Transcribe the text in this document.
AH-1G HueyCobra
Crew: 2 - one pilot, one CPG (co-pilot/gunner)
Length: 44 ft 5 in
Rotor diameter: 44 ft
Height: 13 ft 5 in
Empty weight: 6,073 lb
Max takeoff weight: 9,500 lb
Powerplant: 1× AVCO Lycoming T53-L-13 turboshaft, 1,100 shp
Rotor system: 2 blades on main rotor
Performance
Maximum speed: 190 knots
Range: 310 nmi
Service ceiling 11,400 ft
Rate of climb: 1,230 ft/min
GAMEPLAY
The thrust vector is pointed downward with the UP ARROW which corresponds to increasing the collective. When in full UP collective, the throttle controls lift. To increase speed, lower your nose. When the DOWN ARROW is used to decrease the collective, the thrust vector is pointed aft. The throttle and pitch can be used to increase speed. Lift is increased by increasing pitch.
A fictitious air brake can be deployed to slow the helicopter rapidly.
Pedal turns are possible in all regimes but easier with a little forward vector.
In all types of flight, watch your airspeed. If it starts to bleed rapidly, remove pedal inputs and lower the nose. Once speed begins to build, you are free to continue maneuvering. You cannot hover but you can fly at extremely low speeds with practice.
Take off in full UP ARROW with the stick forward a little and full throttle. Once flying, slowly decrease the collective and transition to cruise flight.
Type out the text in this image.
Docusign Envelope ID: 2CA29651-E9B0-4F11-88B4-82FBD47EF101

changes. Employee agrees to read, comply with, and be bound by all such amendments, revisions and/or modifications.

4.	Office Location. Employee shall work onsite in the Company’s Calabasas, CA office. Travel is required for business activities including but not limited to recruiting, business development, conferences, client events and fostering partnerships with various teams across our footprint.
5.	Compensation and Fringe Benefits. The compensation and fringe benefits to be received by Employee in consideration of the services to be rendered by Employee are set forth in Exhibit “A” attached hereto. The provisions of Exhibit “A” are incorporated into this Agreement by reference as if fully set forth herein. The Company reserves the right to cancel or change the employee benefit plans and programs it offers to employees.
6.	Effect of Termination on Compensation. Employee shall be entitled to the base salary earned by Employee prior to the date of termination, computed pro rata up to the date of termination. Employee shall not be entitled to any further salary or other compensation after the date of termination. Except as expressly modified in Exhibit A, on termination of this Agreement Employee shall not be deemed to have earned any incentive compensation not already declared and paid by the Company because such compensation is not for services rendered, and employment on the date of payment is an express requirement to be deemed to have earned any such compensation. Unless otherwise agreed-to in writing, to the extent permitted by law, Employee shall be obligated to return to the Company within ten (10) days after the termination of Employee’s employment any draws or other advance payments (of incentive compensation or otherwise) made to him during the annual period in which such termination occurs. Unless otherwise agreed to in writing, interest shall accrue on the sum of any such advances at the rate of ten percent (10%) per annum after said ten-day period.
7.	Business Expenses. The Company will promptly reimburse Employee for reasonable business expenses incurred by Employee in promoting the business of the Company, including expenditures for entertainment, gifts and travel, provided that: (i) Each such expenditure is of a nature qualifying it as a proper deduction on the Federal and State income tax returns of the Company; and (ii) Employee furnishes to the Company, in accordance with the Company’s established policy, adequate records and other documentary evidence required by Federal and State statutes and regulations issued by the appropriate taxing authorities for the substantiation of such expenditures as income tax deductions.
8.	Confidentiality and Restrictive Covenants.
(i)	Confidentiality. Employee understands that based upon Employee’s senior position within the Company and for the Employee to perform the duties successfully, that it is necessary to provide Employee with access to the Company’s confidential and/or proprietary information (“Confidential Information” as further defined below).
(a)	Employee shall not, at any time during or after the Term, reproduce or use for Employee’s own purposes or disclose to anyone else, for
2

────────

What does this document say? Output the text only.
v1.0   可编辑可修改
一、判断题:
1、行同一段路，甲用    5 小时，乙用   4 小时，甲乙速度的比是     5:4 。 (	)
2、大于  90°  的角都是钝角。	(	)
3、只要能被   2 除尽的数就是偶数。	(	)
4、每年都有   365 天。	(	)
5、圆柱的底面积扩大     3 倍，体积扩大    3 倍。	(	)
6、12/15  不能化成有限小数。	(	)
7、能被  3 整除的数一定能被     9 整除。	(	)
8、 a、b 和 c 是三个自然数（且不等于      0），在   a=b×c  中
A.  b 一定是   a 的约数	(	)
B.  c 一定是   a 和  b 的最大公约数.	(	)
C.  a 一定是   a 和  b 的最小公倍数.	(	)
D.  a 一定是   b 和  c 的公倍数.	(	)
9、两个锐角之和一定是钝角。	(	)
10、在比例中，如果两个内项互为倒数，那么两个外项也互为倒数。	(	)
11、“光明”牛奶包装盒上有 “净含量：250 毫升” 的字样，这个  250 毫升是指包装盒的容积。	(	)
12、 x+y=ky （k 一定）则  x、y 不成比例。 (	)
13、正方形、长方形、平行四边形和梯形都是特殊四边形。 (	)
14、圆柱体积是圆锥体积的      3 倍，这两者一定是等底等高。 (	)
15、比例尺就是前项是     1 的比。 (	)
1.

────────

◆ **Exercise task**
Show every line where the string "Rotor" appears.

◆ **Finished answer**
Rotor diameter: 44 ft
Rotor system: 2 blades on main rotor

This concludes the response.